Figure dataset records
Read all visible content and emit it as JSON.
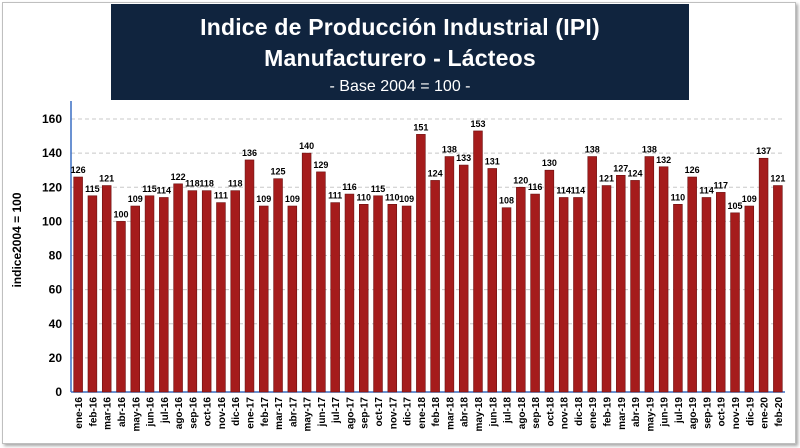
{
  "chart_data": {
    "type": "bar",
    "title": "Indice de Producción Industrial (IPI) Manufacturero - Lácteos",
    "subtitle": "- Base 2004 = 100 -",
    "xlabel": "",
    "ylabel": "indice2004 = 100",
    "ylim": [
      0,
      160
    ],
    "yticks": [
      0,
      20,
      40,
      60,
      80,
      100,
      120,
      140,
      160
    ],
    "grid": true,
    "legend": "none",
    "bar_color": "#a51c1c",
    "categories": [
      "ene-16",
      "feb-16",
      "mar-16",
      "abr-16",
      "may-16",
      "jun-16",
      "jul-16",
      "ago-16",
      "sep-16",
      "oct-16",
      "nov-16",
      "dic-16",
      "ene-17",
      "feb-17",
      "mar-17",
      "abr-17",
      "may-17",
      "jun-17",
      "jul-17",
      "ago-17",
      "sep-17",
      "oct-17",
      "nov-17",
      "dic-17",
      "ene-18",
      "feb-18",
      "mar-18",
      "abr-18",
      "may-18",
      "jun-18",
      "jul-18",
      "ago-18",
      "sep-18",
      "oct-18",
      "nov-18",
      "dic-18",
      "ene-19",
      "feb-19",
      "mar-19",
      "abr-19",
      "may-19",
      "jun-19",
      "jul-19",
      "ago-19",
      "sep-19",
      "oct-19",
      "nov-19",
      "dic-19",
      "ene-20",
      "feb-20"
    ],
    "values": [
      126,
      115,
      121,
      100,
      109,
      115,
      114,
      122,
      118,
      118,
      111,
      118,
      136,
      109,
      125,
      109,
      140,
      129,
      111,
      116,
      110,
      115,
      110,
      109,
      151,
      124,
      138,
      133,
      153,
      131,
      108,
      120,
      116,
      130,
      114,
      114,
      138,
      121,
      127,
      124,
      138,
      132,
      110,
      126,
      114,
      117,
      105,
      109,
      137,
      121
    ]
  }
}
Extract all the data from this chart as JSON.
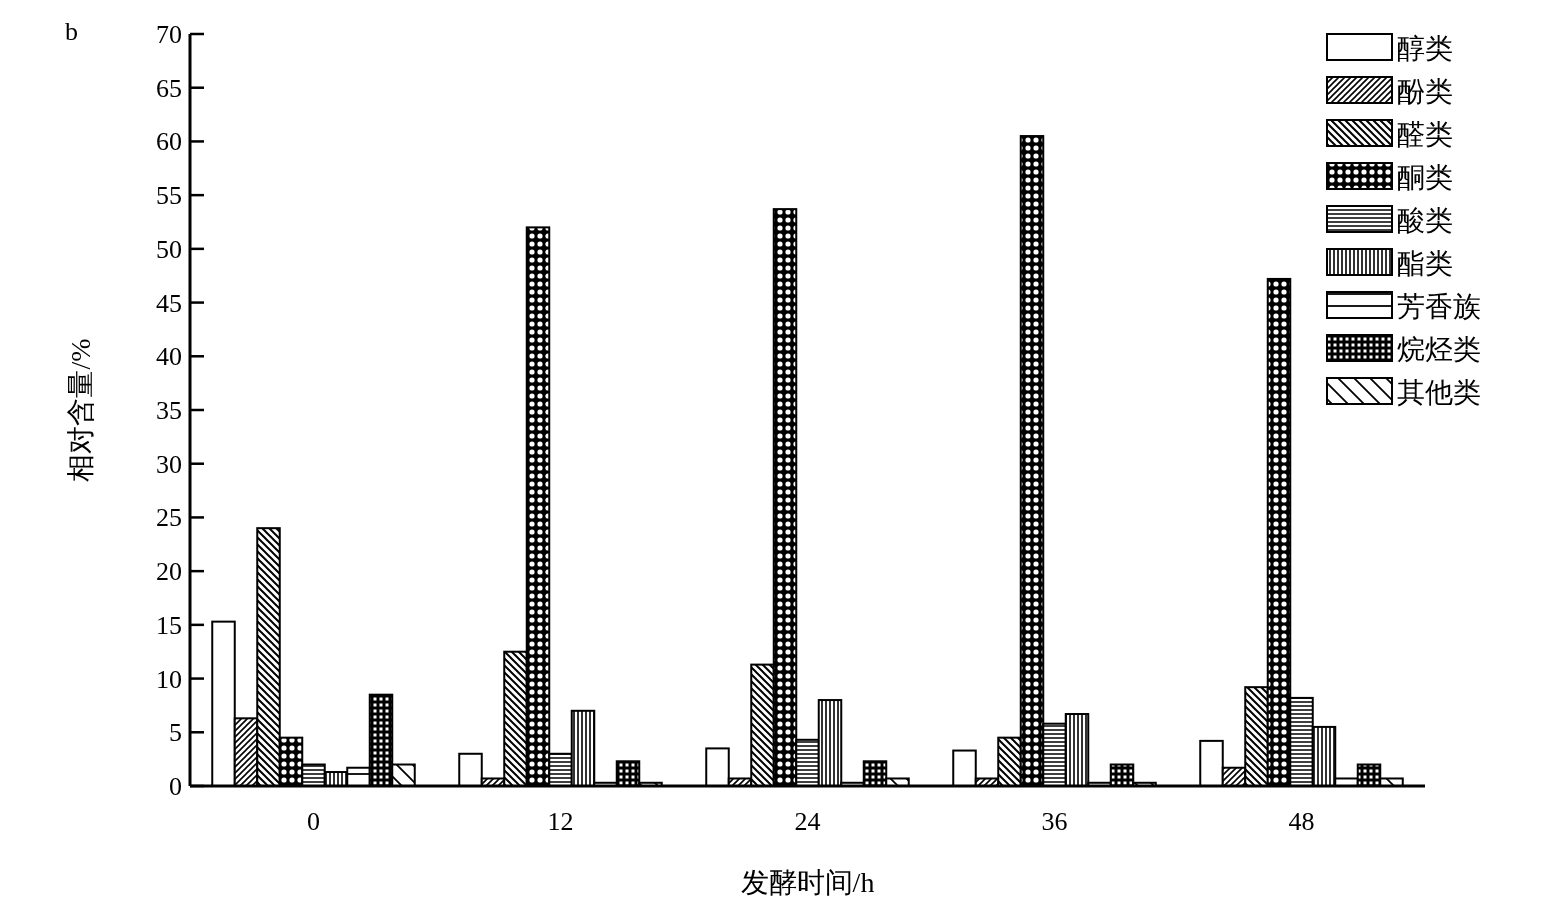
{
  "chart_data": {
    "type": "bar",
    "xlabel": "发酵时间/h",
    "ylabel": "相对含量/%",
    "annotations": [
      "b"
    ],
    "legend": "top right",
    "categories": [
      "0",
      "12",
      "24",
      "36",
      "48"
    ],
    "ylim": [
      0,
      70
    ],
    "yticks": [
      0,
      5,
      10,
      15,
      20,
      25,
      30,
      35,
      40,
      45,
      50,
      55,
      60,
      65,
      70
    ],
    "series": [
      {
        "name": "醇类",
        "color": "#000000",
        "values": [
          15.3,
          3.0,
          3.5,
          3.3,
          4.2
        ]
      },
      {
        "name": "酚类",
        "color": "#000000",
        "values": [
          6.3,
          0.7,
          0.7,
          0.7,
          1.7
        ]
      },
      {
        "name": "醛类",
        "color": "#000000",
        "values": [
          24.0,
          12.5,
          11.3,
          4.5,
          9.2
        ]
      },
      {
        "name": "酮类",
        "color": "#000000",
        "values": [
          4.5,
          52.0,
          53.7,
          60.5,
          47.2
        ]
      },
      {
        "name": "酸类",
        "color": "#000000",
        "values": [
          2.0,
          3.0,
          4.3,
          5.8,
          8.2
        ]
      },
      {
        "name": "酯类",
        "color": "#000000",
        "values": [
          1.3,
          7.0,
          8.0,
          6.7,
          5.5
        ]
      },
      {
        "name": "芳香族",
        "color": "#000000",
        "values": [
          1.7,
          0.3,
          0.3,
          0.3,
          0.7
        ]
      },
      {
        "name": "烷烃类",
        "color": "#000000",
        "values": [
          8.5,
          2.3,
          2.3,
          2.0,
          2.0
        ]
      },
      {
        "name": "其他类",
        "color": "#000000",
        "values": [
          2.0,
          0.3,
          0.7,
          0.3,
          0.7
        ]
      }
    ]
  }
}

Task instructions:
Return the lines of the records that include the string "name".

Written reply:
        "name": "醇类",
        "name": "酚类",
        "name": "醛类",
        "name": "酮类",
        "name": "酸类",
        "name": "酯类",
        "name": "芳香族",
        "name": "烷烃类",
        "name": "其他类",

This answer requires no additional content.